Return each line containing "Donor".

→ Given records
⟨
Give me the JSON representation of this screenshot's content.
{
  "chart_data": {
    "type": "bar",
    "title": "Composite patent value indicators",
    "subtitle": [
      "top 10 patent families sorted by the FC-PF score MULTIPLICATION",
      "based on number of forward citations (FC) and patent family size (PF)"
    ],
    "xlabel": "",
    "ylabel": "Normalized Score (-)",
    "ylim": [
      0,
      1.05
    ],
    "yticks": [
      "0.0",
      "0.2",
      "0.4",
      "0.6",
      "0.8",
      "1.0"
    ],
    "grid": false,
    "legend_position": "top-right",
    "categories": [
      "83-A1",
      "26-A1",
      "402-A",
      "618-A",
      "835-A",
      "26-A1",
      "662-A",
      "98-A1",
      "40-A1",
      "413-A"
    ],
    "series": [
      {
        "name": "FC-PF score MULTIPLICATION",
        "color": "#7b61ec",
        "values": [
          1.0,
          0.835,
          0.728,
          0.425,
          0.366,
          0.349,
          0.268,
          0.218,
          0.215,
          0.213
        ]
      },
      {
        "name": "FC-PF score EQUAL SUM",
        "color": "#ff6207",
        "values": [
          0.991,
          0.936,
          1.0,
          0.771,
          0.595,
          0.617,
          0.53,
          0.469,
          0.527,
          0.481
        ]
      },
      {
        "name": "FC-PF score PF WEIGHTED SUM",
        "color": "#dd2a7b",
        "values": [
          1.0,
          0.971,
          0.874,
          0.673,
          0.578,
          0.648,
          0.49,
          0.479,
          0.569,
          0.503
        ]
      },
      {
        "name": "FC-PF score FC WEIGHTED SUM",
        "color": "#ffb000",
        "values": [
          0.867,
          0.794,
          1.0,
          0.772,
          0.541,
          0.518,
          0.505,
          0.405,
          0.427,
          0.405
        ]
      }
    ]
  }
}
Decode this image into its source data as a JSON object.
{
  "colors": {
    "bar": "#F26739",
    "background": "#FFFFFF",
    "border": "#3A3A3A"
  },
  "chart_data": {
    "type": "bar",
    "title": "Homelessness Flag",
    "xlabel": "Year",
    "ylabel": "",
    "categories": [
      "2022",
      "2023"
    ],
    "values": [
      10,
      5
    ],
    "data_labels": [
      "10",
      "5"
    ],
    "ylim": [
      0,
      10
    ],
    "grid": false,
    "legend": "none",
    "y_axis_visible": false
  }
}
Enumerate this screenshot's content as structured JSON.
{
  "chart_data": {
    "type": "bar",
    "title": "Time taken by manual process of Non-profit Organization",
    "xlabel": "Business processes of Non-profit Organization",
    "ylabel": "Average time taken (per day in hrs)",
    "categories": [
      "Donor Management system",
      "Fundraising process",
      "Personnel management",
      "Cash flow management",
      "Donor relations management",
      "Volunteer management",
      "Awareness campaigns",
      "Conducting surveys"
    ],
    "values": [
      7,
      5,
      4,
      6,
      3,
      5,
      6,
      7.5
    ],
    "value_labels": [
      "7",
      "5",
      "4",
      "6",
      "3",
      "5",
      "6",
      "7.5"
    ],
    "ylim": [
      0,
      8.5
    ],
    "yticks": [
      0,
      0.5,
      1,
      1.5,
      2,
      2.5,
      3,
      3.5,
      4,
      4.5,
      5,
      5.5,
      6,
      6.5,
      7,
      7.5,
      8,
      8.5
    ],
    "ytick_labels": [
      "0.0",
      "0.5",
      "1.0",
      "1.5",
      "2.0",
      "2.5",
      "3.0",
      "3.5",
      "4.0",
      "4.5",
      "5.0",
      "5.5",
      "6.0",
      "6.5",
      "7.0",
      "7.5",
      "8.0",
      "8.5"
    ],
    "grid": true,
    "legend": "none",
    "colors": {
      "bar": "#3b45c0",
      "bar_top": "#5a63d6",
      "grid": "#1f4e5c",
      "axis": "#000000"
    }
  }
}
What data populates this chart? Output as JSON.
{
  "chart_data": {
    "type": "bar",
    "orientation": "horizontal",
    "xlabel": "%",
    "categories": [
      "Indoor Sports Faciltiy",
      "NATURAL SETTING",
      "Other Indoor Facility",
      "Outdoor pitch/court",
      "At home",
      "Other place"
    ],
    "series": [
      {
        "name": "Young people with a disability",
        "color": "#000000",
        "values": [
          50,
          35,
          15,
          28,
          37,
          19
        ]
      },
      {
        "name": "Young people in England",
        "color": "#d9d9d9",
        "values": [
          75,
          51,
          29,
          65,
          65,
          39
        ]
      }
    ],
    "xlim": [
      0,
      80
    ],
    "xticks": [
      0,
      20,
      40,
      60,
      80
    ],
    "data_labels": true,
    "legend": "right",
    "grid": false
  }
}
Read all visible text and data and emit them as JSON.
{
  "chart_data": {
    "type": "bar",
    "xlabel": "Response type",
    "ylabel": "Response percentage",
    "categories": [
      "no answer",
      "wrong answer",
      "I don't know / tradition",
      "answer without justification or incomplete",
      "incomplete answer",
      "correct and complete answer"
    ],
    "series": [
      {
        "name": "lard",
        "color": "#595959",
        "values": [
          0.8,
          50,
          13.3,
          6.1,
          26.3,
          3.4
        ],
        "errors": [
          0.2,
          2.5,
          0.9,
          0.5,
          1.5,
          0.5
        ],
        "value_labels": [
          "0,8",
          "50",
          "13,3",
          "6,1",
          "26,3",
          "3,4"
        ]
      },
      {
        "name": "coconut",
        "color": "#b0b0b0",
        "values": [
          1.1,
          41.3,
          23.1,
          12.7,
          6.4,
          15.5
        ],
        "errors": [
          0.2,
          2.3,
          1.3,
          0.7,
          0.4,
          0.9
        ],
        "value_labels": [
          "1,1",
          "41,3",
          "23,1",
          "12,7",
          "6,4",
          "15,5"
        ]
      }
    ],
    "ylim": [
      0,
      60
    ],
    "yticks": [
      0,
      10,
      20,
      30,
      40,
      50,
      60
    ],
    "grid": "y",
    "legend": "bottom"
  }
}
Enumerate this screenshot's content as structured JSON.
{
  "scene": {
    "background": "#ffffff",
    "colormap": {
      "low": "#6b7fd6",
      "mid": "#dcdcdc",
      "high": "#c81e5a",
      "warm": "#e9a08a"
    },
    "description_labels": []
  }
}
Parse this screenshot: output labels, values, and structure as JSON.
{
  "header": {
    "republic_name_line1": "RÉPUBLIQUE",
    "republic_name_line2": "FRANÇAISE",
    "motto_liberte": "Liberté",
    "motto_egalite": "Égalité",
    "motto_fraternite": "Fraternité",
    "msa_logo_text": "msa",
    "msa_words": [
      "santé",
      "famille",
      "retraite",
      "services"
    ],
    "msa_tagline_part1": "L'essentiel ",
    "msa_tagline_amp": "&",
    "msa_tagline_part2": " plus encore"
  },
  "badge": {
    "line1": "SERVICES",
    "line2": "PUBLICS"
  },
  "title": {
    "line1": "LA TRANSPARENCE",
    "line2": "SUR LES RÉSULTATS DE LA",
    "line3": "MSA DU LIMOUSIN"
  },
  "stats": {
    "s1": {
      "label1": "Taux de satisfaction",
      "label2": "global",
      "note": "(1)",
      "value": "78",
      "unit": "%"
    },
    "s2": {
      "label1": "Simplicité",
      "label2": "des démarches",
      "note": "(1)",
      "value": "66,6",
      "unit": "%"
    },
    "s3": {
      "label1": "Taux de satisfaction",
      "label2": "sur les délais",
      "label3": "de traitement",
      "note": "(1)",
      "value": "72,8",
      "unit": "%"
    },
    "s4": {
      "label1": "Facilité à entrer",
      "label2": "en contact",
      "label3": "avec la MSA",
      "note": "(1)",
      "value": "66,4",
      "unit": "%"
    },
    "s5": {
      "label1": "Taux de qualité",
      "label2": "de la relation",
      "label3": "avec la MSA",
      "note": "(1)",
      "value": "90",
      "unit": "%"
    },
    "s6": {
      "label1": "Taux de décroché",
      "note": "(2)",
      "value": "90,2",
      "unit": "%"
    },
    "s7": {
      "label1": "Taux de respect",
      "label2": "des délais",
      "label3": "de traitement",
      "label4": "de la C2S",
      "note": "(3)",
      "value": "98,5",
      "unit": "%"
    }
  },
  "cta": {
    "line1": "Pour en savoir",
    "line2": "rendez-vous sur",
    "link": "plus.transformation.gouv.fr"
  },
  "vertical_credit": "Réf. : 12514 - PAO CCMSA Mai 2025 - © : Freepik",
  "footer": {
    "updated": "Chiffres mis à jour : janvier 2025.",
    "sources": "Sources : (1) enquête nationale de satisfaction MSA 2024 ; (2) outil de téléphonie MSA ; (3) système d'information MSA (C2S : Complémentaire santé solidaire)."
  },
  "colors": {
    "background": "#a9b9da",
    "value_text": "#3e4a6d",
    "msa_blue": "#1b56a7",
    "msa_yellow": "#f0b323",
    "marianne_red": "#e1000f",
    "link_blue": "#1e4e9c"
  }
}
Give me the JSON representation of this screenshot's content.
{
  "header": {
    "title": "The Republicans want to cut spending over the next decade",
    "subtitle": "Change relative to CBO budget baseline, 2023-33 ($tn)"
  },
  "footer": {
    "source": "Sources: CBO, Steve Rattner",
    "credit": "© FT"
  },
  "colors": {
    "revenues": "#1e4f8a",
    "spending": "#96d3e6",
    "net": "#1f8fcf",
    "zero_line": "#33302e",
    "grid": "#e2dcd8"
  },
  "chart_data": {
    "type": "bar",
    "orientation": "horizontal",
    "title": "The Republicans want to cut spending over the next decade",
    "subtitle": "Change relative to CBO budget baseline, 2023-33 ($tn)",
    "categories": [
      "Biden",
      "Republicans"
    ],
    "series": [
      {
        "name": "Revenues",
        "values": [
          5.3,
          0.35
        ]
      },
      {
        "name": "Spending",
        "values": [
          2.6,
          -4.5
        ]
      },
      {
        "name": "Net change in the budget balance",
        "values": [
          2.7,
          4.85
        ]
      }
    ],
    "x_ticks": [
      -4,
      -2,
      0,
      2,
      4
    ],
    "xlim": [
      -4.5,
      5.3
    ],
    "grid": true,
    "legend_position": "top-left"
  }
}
⟩
→ Output of the exercise
      "Donor Management system",
      "Donor relations management",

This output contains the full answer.